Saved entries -
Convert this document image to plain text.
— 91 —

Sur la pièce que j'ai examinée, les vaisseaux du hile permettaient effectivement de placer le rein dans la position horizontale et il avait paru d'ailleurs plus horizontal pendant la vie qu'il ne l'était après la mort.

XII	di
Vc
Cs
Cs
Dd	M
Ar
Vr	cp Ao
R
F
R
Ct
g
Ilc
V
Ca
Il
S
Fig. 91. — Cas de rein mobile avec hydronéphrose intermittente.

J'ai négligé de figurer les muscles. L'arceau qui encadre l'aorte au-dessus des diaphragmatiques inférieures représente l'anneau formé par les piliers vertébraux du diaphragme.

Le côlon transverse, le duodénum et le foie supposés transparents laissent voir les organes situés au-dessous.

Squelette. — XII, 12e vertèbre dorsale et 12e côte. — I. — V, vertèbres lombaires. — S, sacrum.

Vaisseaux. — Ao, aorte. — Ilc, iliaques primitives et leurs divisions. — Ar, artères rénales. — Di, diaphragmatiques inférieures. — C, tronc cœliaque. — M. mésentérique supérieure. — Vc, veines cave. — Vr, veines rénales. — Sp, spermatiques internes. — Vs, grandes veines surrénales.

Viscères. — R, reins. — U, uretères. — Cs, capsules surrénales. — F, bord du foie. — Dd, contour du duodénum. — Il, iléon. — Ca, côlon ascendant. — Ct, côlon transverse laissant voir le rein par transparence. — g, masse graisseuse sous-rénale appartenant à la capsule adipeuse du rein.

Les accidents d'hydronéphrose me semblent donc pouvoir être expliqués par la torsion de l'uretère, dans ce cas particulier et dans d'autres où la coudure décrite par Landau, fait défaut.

PROBLEM - Transcribe all of the entries without altering anything.

ANSWER TO THE TASK -
Convert this document image to plain text.
— 91 —

Sur la pièce que j'ai examinée, les vaisseaux du hile permettaient effectivement de placer le rein dans la position horizontale et il avait paru d'ailleurs plus horizontal pendant la vie qu'il ne l'était après la mort.

XII	di
Vc
Cs
Cs
Dd	M
Ar
Vr	cp Ao
R
F
R
Ct
g
Ilc
V
Ca
Il
S
Fig. 91. — Cas de rein mobile avec hydronéphrose intermittente.

J'ai négligé de figurer les muscles. L'arceau qui encadre l'aorte au-dessus des diaphragmatiques inférieures représente l'anneau formé par les piliers vertébraux du diaphragme.

Le côlon transverse, le duodénum et le foie supposés transparents laissent voir les organes situés au-dessous.

Squelette. — XII, 12e vertèbre dorsale et 12e côte. — I. — V, vertèbres lombaires. — S, sacrum.

Vaisseaux. — Ao, aorte. — Ilc, iliaques primitives et leurs divisions. — Ar, artères rénales. — Di, diaphragmatiques inférieures. — C, tronc cœliaque. — M. mésentérique supérieure. — Vc, veines cave. — Vr, veines rénales. — Sp, spermatiques internes. — Vs, grandes veines surrénales.

Viscères. — R, reins. — U, uretères. — Cs, capsules surrénales. — F, bord du foie. — Dd, contour du duodénum. — Il, iléon. — Ca, côlon ascendant. — Ct, côlon transverse laissant voir le rein par transparence. — g, masse graisseuse sous-rénale appartenant à la capsule adipeuse du rein.

Les accidents d'hydronéphrose me semblent donc pouvoir être expliqués par la torsion de l'uretère, dans ce cas particulier et dans d'autres où la coudure décrite par Landau, fait défaut.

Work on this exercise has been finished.